BEGIN Exercise input
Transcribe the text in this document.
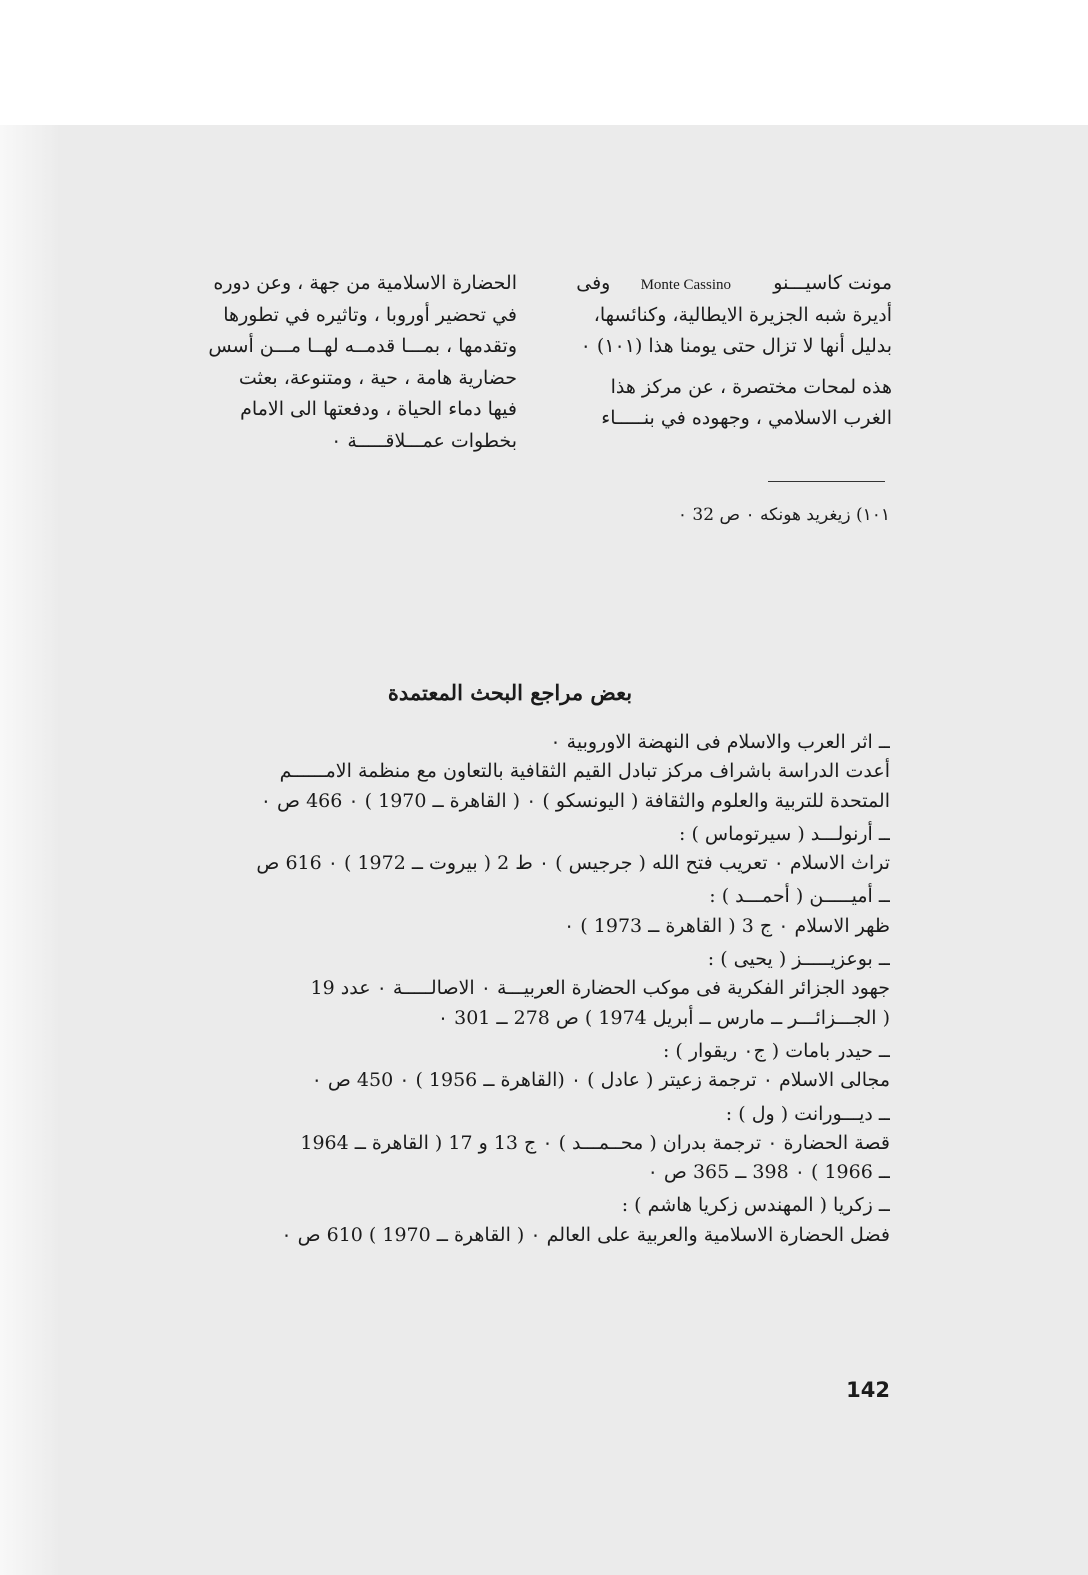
مونت كاسيـــنو       Monte Cassino     وفى
أديرة شبه الجزيرة الايطالية، وكنائسها،
بدليل أنها لا تزال حتى يومنا هذا (١٠١) ٠
هذه لمحات مختصرة ، عن مركز هذا
الغرب الاسلامي ، وجهوده في بنـــــاء
الحضارة الاسلامية من جهة ، وعن دوره
في تحضير أوروبا ، وتاثيره في تطورها
وتقدمها ، بمـــا قدمــه لهــا مـــن أسس
حضارية هامة ، حية ، ومتنوعة، بعثت
فيها دماء الحياة ، ودفعتها الى الامام
بخطوات عمـــلاقـــــة ٠
١٠١) زيغريد هونكه ٠ ص 32 ٠
بعض مراجع البحث المعتمدة
ــ اثر العرب والاسلام فى النهضة الاوروبية ٠
أعدت الدراسة باشراف مركز تبادل القيم الثقافية بالتعاون مع منظمة الامــــــم
المتحدة للتربية والعلوم والثقافة ( اليونسكو ) ٠ ( القاهرة ــ 1970 ) ٠ 466 ص ٠
ــ أرنولـــد ( سيرتوماس ) :
تراث الاسلام ٠ تعريب فتح الله ( جرجيس ) ٠ ط 2 ( بيروت ــ 1972 ) ٠ 616 ص
ــ أميـــــن ( أحمـــد ) :
ظهر الاسلام ٠ ج 3 ( القاهرة ــ 1973 ) ٠
ــ بوعزيـــــز ( يحيى ) :
جهود الجزائر الفكرية فى موكب الحضارة العربيـــة ٠ الاصالـــــة ٠ عدد 19
( الجـــزائـــر ــ مارس ــ أبريل 1974 ) ص 278 ــ 301 ٠
ــ حيدر بامات ( ج٠ ريقوار ) :
مجالى الاسلام ٠ ترجمة زعيتر ( عادل ) ٠ (القاهرة ــ 1956 ) ٠ 450 ص ٠
ــ ديـــورانت ( ول ) :
قصة الحضارة ٠ ترجمة بدران ( محــمـــد ) ٠ ج 13 و 17 ( القاهرة ــ 1964
ــ 1966 ) ٠ 398 ــ 365 ص ٠
ــ زكريا ( المهندس زكريا هاشم ) :
فضل الحضارة الاسلامية والعربية على العالم ٠ ( القاهرة ــ 1970 ) 610 ص ٠
142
END Exercise input
Set problem:
Excluding the pictures, restate the records above word for word.

Response to this task:
Transcribe the text in this document.
مونت كاسيـــنو       Monte Cassino     وفى
أديرة شبه الجزيرة الايطالية، وكنائسها،
بدليل أنها لا تزال حتى يومنا هذا (١٠١) ٠
هذه لمحات مختصرة ، عن مركز هذا
الغرب الاسلامي ، وجهوده في بنـــــاء
الحضارة الاسلامية من جهة ، وعن دوره
في تحضير أوروبا ، وتاثيره في تطورها
وتقدمها ، بمـــا قدمــه لهــا مـــن أسس
حضارية هامة ، حية ، ومتنوعة، بعثت
فيها دماء الحياة ، ودفعتها الى الامام
بخطوات عمـــلاقـــــة ٠
١٠١) زيغريد هونكه ٠ ص 32 ٠
بعض مراجع البحث المعتمدة
ــ اثر العرب والاسلام فى النهضة الاوروبية ٠
أعدت الدراسة باشراف مركز تبادل القيم الثقافية بالتعاون مع منظمة الامــــــم
المتحدة للتربية والعلوم والثقافة ( اليونسكو ) ٠ ( القاهرة ــ 1970 ) ٠ 466 ص ٠
ــ أرنولـــد ( سيرتوماس ) :
تراث الاسلام ٠ تعريب فتح الله ( جرجيس ) ٠ ط 2 ( بيروت ــ 1972 ) ٠ 616 ص
ــ أميـــــن ( أحمـــد ) :
ظهر الاسلام ٠ ج 3 ( القاهرة ــ 1973 ) ٠
ــ بوعزيـــــز ( يحيى ) :
جهود الجزائر الفكرية فى موكب الحضارة العربيـــة ٠ الاصالـــــة ٠ عدد 19
( الجـــزائـــر ــ مارس ــ أبريل 1974 ) ص 278 ــ 301 ٠
ــ حيدر بامات ( ج٠ ريقوار ) :
مجالى الاسلام ٠ ترجمة زعيتر ( عادل ) ٠ (القاهرة ــ 1956 ) ٠ 450 ص ٠
ــ ديـــورانت ( ول ) :
قصة الحضارة ٠ ترجمة بدران ( محــمـــد ) ٠ ج 13 و 17 ( القاهرة ــ 1964
ــ 1966 ) ٠ 398 ــ 365 ص ٠
ــ زكريا ( المهندس زكريا هاشم ) :
فضل الحضارة الاسلامية والعربية على العالم ٠ ( القاهرة ــ 1970 ) 610 ص ٠
142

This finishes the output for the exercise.